▸ Data to use:
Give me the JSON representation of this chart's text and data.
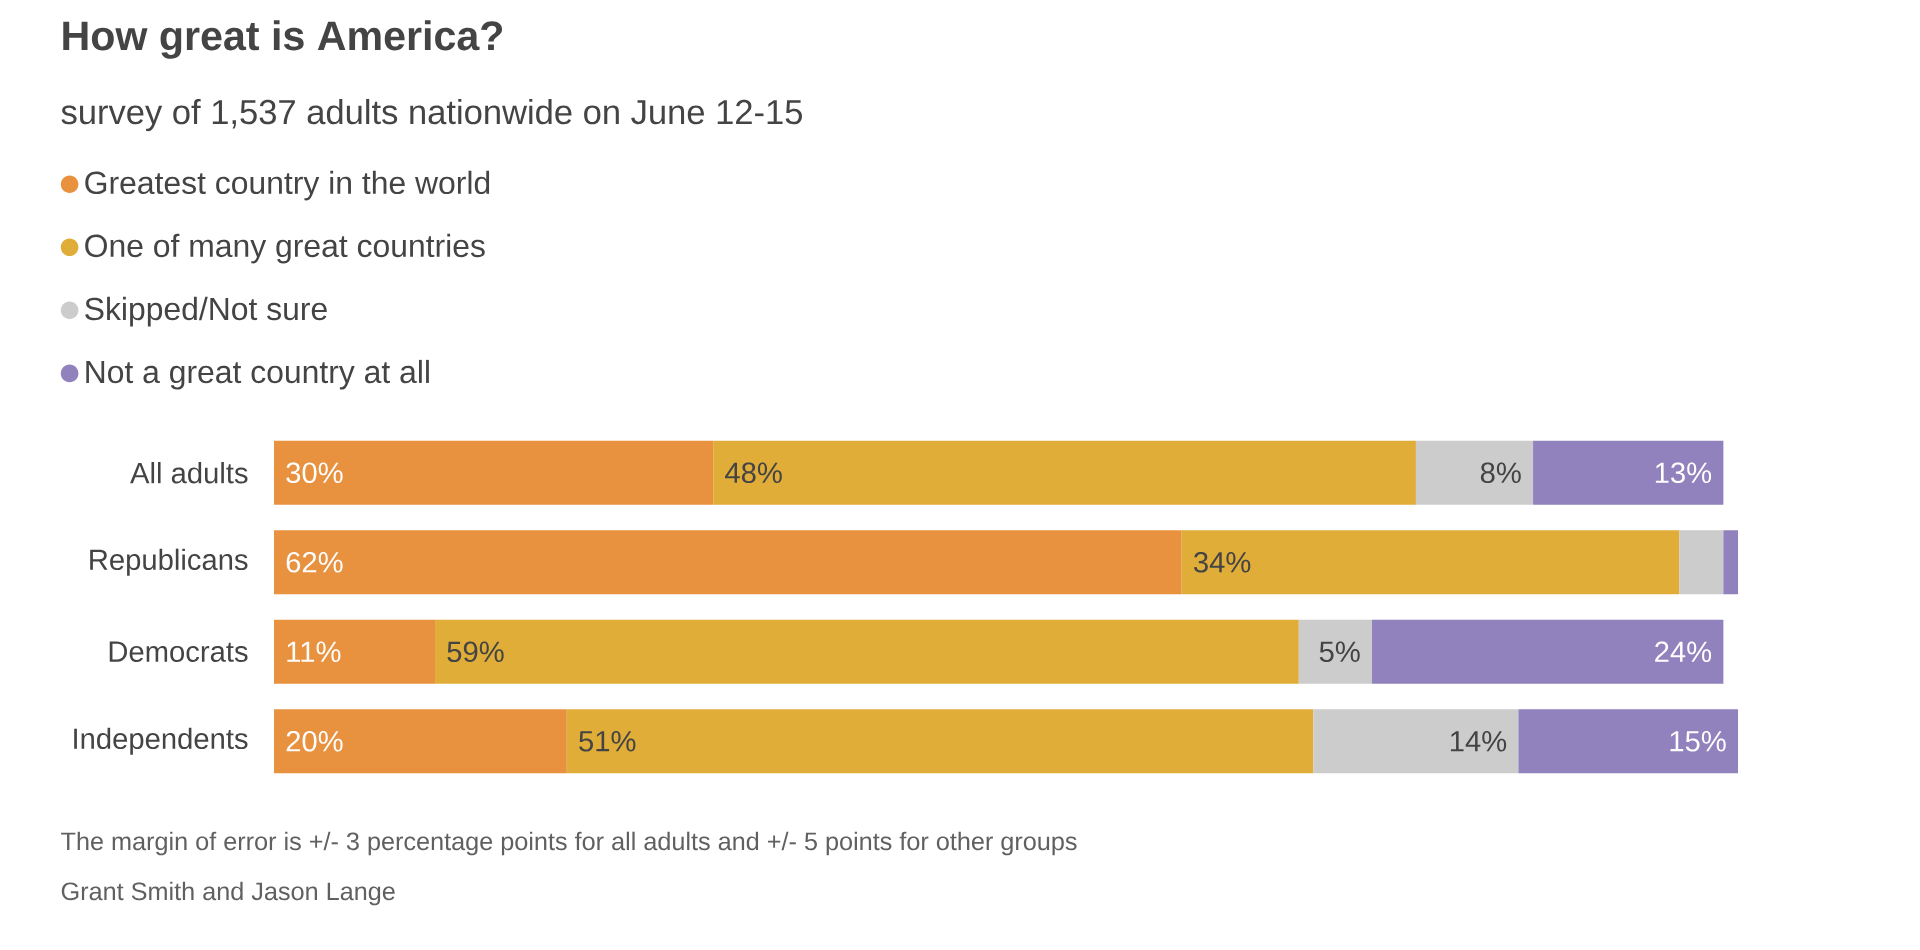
{
  "chart_data": {
    "type": "bar",
    "orientation": "horizontal",
    "stacked": true,
    "title": "How great is America?",
    "subtitle": "survey of 1,537 adults nationwide on June 12-15",
    "categories": [
      "All adults",
      "Republicans",
      "Democrats",
      "Independents"
    ],
    "series": [
      {
        "name": "Greatest country in the world",
        "color": "#e8913f",
        "values": [
          30,
          62,
          11,
          20
        ],
        "value_labels": [
          "30%",
          "62%",
          "11%",
          "20%"
        ]
      },
      {
        "name": "One of many great countries",
        "color": "#e0ad39",
        "values": [
          48,
          34,
          59,
          51
        ],
        "value_labels": [
          "48%",
          "34%",
          "59%",
          "51%"
        ]
      },
      {
        "name": "Skipped/Not sure",
        "color": "#cccccc",
        "values": [
          8,
          3,
          5,
          14
        ],
        "value_labels": [
          "8%",
          null,
          "5%",
          "14%"
        ]
      },
      {
        "name": "Not a great country at all",
        "color": "#9182bd",
        "values": [
          13,
          1,
          24,
          15
        ],
        "value_labels": [
          "13%",
          null,
          "24%",
          "15%"
        ]
      }
    ],
    "legend": "top left",
    "tick_labels": "y",
    "annotations": [
      "The margin of error is +/- 3 percentage points for all adults and +/- 5 points for other groups",
      "Grant Smith and Jason Lange"
    ]
  }
}
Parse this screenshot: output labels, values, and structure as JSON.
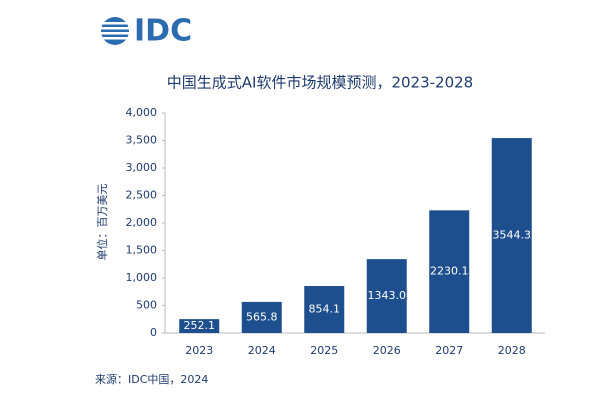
{
  "logo": "IDC",
  "chart_data": {
    "type": "bar",
    "title": "中国生成式AI软件市场规模预测，2023-2028",
    "y_label": "单位：百万美元",
    "categories": [
      "2023",
      "2024",
      "2025",
      "2026",
      "2027",
      "2028"
    ],
    "values": [
      252.1,
      565.8,
      854.1,
      1343.0,
      2230.1,
      3544.3
    ],
    "value_labels": [
      "252.1",
      "565.8",
      "854.1",
      "1343.0",
      "2230.1",
      "3544.3"
    ],
    "color": "#1d4e8d",
    "ylim": [
      0,
      4000
    ],
    "yticks": [
      0,
      500,
      {
        "value": 1000,
        "label": "1,000"
      },
      {
        "value": 1500,
        "label": "1,500"
      },
      {
        "value": 2000,
        "label": "2,000"
      },
      {
        "value": 2500,
        "label": "2,500"
      },
      {
        "value": 3000,
        "label": "3,000"
      },
      {
        "value": 3500,
        "label": "3,500"
      },
      {
        "value": 4000,
        "label": "4,000"
      }
    ],
    "grid": false
  },
  "source": "来源：IDC中国，2024"
}
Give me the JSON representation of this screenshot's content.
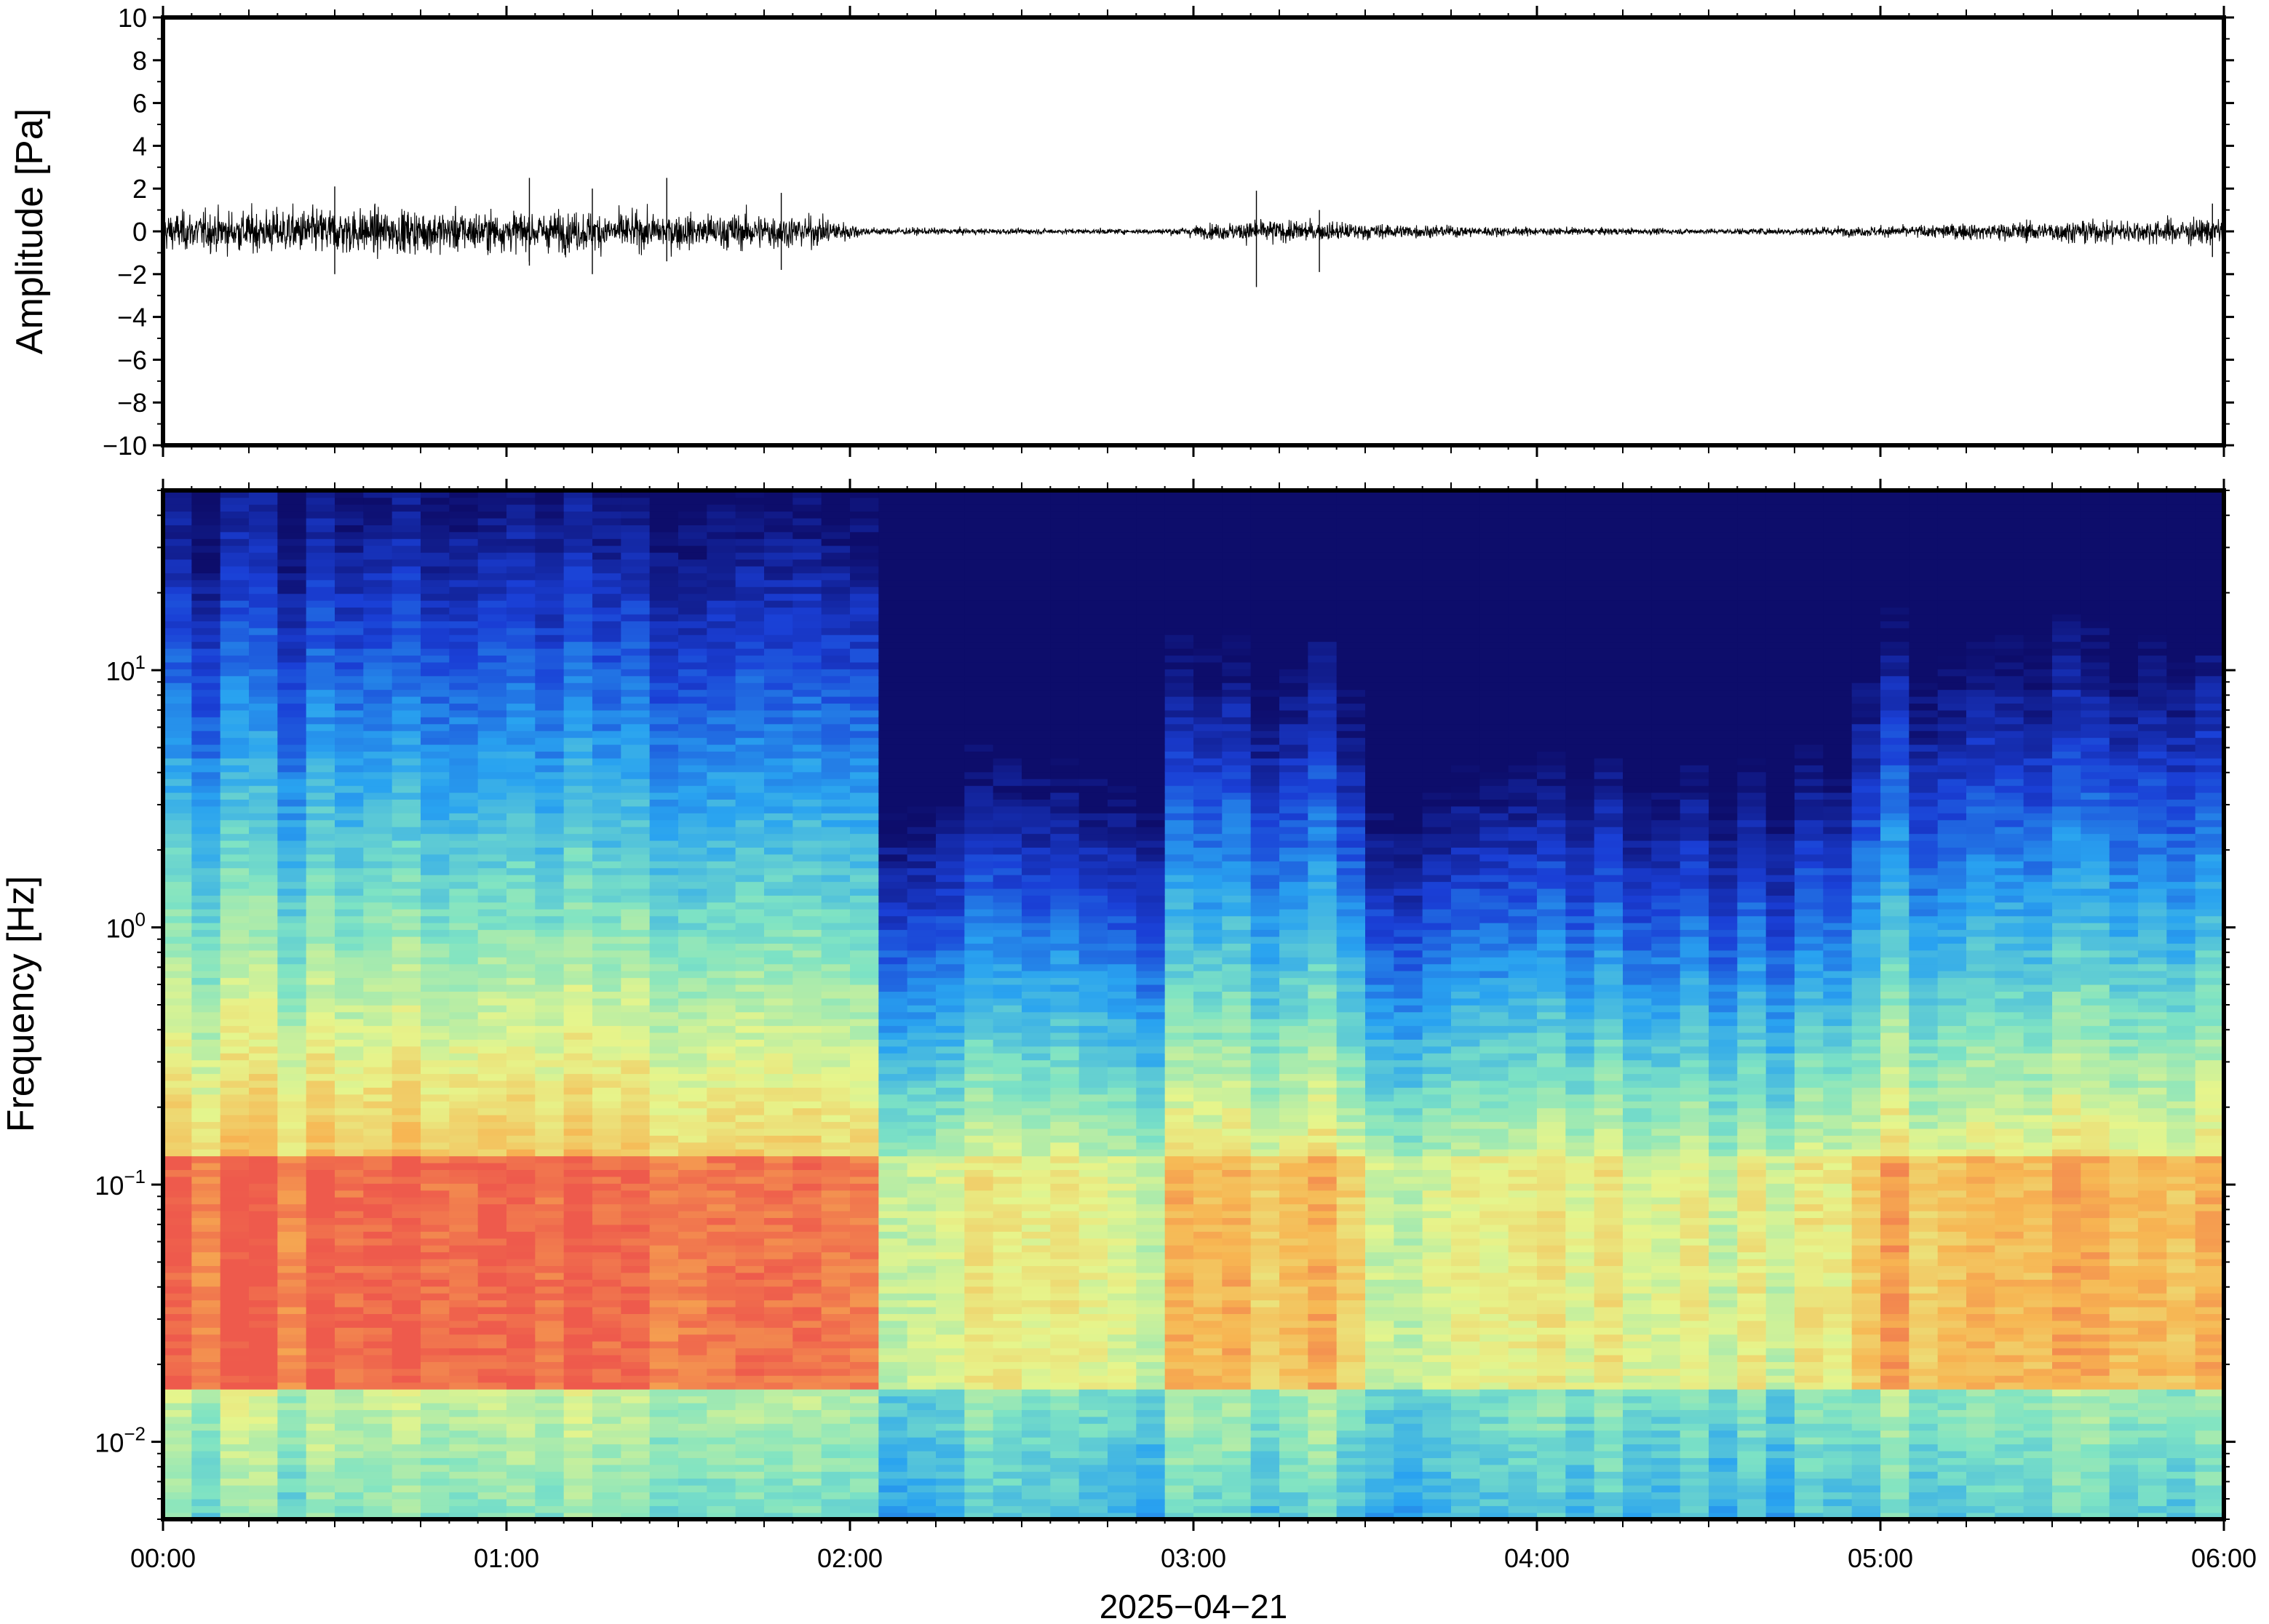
{
  "chart_data": [
    {
      "type": "line",
      "panel": "waveform",
      "ylabel": "Amplitude [Pa]",
      "ylim": [
        -10,
        10
      ],
      "yticks": [
        10,
        8,
        6,
        4,
        2,
        0,
        -2,
        -4,
        -6,
        -8,
        -10
      ],
      "ytick_labels": [
        "10",
        "8",
        "6",
        "4",
        "2",
        "0",
        "−2",
        "−4",
        "−6",
        "−8",
        "−10"
      ],
      "xlim": [
        "00:00",
        "06:00"
      ],
      "envelope": {
        "time_hours": [
          0.0,
          0.25,
          0.5,
          0.75,
          1.0,
          1.25,
          1.5,
          1.75,
          1.95,
          2.05,
          2.5,
          2.9,
          3.2,
          3.5,
          3.8,
          4.0,
          4.5,
          5.0,
          5.5,
          6.0
        ],
        "amplitude_pa": [
          1.4,
          1.6,
          1.8,
          1.6,
          1.5,
          1.5,
          1.3,
          1.4,
          1.0,
          0.3,
          0.2,
          0.2,
          0.9,
          0.6,
          0.4,
          0.3,
          0.2,
          0.4,
          0.8,
          1.0
        ]
      },
      "peaks": [
        {
          "time": "00:30",
          "min": -2.0,
          "max": 2.1
        },
        {
          "time": "01:04",
          "min": -1.6,
          "max": 2.5
        },
        {
          "time": "01:15",
          "min": -2.0,
          "max": 2.0
        },
        {
          "time": "01:28",
          "min": -1.4,
          "max": 2.5
        },
        {
          "time": "01:48",
          "min": -1.8,
          "max": 1.8
        },
        {
          "time": "03:11",
          "min": -2.6,
          "max": 1.9
        },
        {
          "time": "03:22",
          "min": -1.9,
          "max": 1.0
        },
        {
          "time": "05:58",
          "min": -1.2,
          "max": 1.3
        }
      ]
    },
    {
      "type": "heatmap",
      "panel": "spectrogram",
      "ylabel": "Frequency [Hz]",
      "yscale": "log",
      "ylim": [
        0.005,
        50
      ],
      "ytick_labels": [
        {
          "base": "10",
          "exp": "1",
          "value": 10
        },
        {
          "base": "10",
          "exp": "0",
          "value": 1
        },
        {
          "base": "10",
          "exp": "−1",
          "value": 0.1
        },
        {
          "base": "10",
          "exp": "−2",
          "value": 0.01
        }
      ],
      "xlabel": "2025−04−21",
      "xticks": [
        "00:00",
        "01:00",
        "02:00",
        "03:00",
        "04:00",
        "05:00",
        "06:00"
      ],
      "colormap": "jet",
      "colormap_colors": [
        "#0d0d6b",
        "#1a3fd6",
        "#29a3f0",
        "#7ee3c4",
        "#e6f58c",
        "#f7b552",
        "#ee5a4c"
      ],
      "description_columns": 72,
      "regimes": [
        {
          "start_hour": 0.0,
          "end_hour": 2.05,
          "level": "high"
        },
        {
          "start_hour": 2.05,
          "end_hour": 2.95,
          "level": "low"
        },
        {
          "start_hour": 2.95,
          "end_hour": 3.5,
          "level": "medium"
        },
        {
          "start_hour": 3.5,
          "end_hour": 4.9,
          "level": "low"
        },
        {
          "start_hour": 4.9,
          "end_hour": 6.0,
          "level": "medium-high"
        }
      ]
    }
  ]
}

▸ Written request: All of the records above must be copied exactly, except for the pictures.

▸ Task output:
Give me the JSON representation of this chart's text and data.
{
  "chart_data": {
    "type": "bar",
    "orientation": "horizontal",
    "stacked": true,
    "title": "How great is America?",
    "subtitle": "survey of 1,537 adults nationwide on June 12-15",
    "categories": [
      "All adults",
      "Republicans",
      "Democrats",
      "Independents"
    ],
    "series": [
      {
        "name": "Greatest country in the world",
        "color": "#e8913f",
        "values": [
          30,
          62,
          11,
          20
        ],
        "value_labels": [
          "30%",
          "62%",
          "11%",
          "20%"
        ]
      },
      {
        "name": "One of many great countries",
        "color": "#e0ad39",
        "values": [
          48,
          34,
          59,
          51
        ],
        "value_labels": [
          "48%",
          "34%",
          "59%",
          "51%"
        ]
      },
      {
        "name": "Skipped/Not sure",
        "color": "#cccccc",
        "values": [
          8,
          3,
          5,
          14
        ],
        "value_labels": [
          "8%",
          null,
          "5%",
          "14%"
        ]
      },
      {
        "name": "Not a great country at all",
        "color": "#9182bd",
        "values": [
          13,
          1,
          24,
          15
        ],
        "value_labels": [
          "13%",
          null,
          "24%",
          "15%"
        ]
      }
    ],
    "legend": "top left",
    "tick_labels": "y",
    "annotations": [
      "The margin of error is +/- 3 percentage points for all adults and +/- 5 points for other groups",
      "Grant Smith and Jason Lange"
    ]
  }
}
Parse this screenshot: output labels, values, and structure as JSON.
{
  "logo": "IDC",
  "chart_data": {
    "type": "bar",
    "title": "中国生成式AI软件市场规模预测，2023-2028",
    "y_label": "单位：百万美元",
    "categories": [
      "2023",
      "2024",
      "2025",
      "2026",
      "2027",
      "2028"
    ],
    "values": [
      252.1,
      565.8,
      854.1,
      1343.0,
      2230.1,
      3544.3
    ],
    "value_labels": [
      "252.1",
      "565.8",
      "854.1",
      "1343.0",
      "2230.1",
      "3544.3"
    ],
    "color": "#1d4e8d",
    "ylim": [
      0,
      4000
    ],
    "yticks": [
      0,
      500,
      {
        "value": 1000,
        "label": "1,000"
      },
      {
        "value": 1500,
        "label": "1,500"
      },
      {
        "value": 2000,
        "label": "2,000"
      },
      {
        "value": 2500,
        "label": "2,500"
      },
      {
        "value": 3000,
        "label": "3,000"
      },
      {
        "value": 3500,
        "label": "3,500"
      },
      {
        "value": 4000,
        "label": "4,000"
      }
    ],
    "grid": false
  },
  "source": "来源：IDC中国，2024"
}
Give me the JSON representation of this screenshot's content.
{
  "chart_data": [
    {
      "type": "line",
      "panel": "waveform",
      "ylabel": "Amplitude [Pa]",
      "ylim": [
        -10,
        10
      ],
      "yticks": [
        10,
        8,
        6,
        4,
        2,
        0,
        -2,
        -4,
        -6,
        -8,
        -10
      ],
      "ytick_labels": [
        "10",
        "8",
        "6",
        "4",
        "2",
        "0",
        "−2",
        "−4",
        "−6",
        "−8",
        "−10"
      ],
      "xlim": [
        "00:00",
        "06:00"
      ],
      "envelope": {
        "time_hours": [
          0.0,
          0.25,
          0.5,
          0.75,
          1.0,
          1.25,
          1.5,
          1.75,
          1.95,
          2.05,
          2.5,
          2.9,
          3.2,
          3.5,
          3.8,
          4.0,
          4.5,
          5.0,
          5.5,
          6.0
        ],
        "amplitude_pa": [
          1.4,
          1.6,
          1.8,
          1.6,
          1.5,
          1.5,
          1.3,
          1.4,
          1.0,
          0.3,
          0.2,
          0.2,
          0.9,
          0.6,
          0.4,
          0.3,
          0.2,
          0.4,
          0.8,
          1.0
        ]
      },
      "peaks": [
        {
          "time": "00:30",
          "min": -2.0,
          "max": 2.1
        },
        {
          "time": "01:04",
          "min": -1.6,
          "max": 2.5
        },
        {
          "time": "01:15",
          "min": -2.0,
          "max": 2.0
        },
        {
          "time": "01:28",
          "min": -1.4,
          "max": 2.5
        },
        {
          "time": "01:48",
          "min": -1.8,
          "max": 1.8
        },
        {
          "time": "03:11",
          "min": -2.6,
          "max": 1.9
        },
        {
          "time": "03:22",
          "min": -1.9,
          "max": 1.0
        },
        {
          "time": "05:58",
          "min": -1.2,
          "max": 1.3
        }
      ]
    },
    {
      "type": "heatmap",
      "panel": "spectrogram",
      "ylabel": "Frequency [Hz]",
      "yscale": "log",
      "ylim": [
        0.005,
        50
      ],
      "ytick_labels": [
        {
          "base": "10",
          "exp": "1",
          "value": 10
        },
        {
          "base": "10",
          "exp": "0",
          "value": 1
        },
        {
          "base": "10",
          "exp": "−1",
          "value": 0.1
        },
        {
          "base": "10",
          "exp": "−2",
          "value": 0.01
        }
      ],
      "xlabel": "2025−04−21",
      "xticks": [
        "00:00",
        "01:00",
        "02:00",
        "03:00",
        "04:00",
        "05:00",
        "06:00"
      ],
      "colormap": "jet",
      "colormap_colors": [
        "#0d0d6b",
        "#1a3fd6",
        "#29a3f0",
        "#7ee3c4",
        "#e6f58c",
        "#f7b552",
        "#ee5a4c"
      ],
      "description_columns": 72,
      "regimes": [
        {
          "start_hour": 0.0,
          "end_hour": 2.05,
          "level": "high"
        },
        {
          "start_hour": 2.05,
          "end_hour": 2.95,
          "level": "low"
        },
        {
          "start_hour": 2.95,
          "end_hour": 3.5,
          "level": "medium"
        },
        {
          "start_hour": 3.5,
          "end_hour": 4.9,
          "level": "low"
        },
        {
          "start_hour": 4.9,
          "end_hour": 6.0,
          "level": "medium-high"
        }
      ]
    }
  ]
}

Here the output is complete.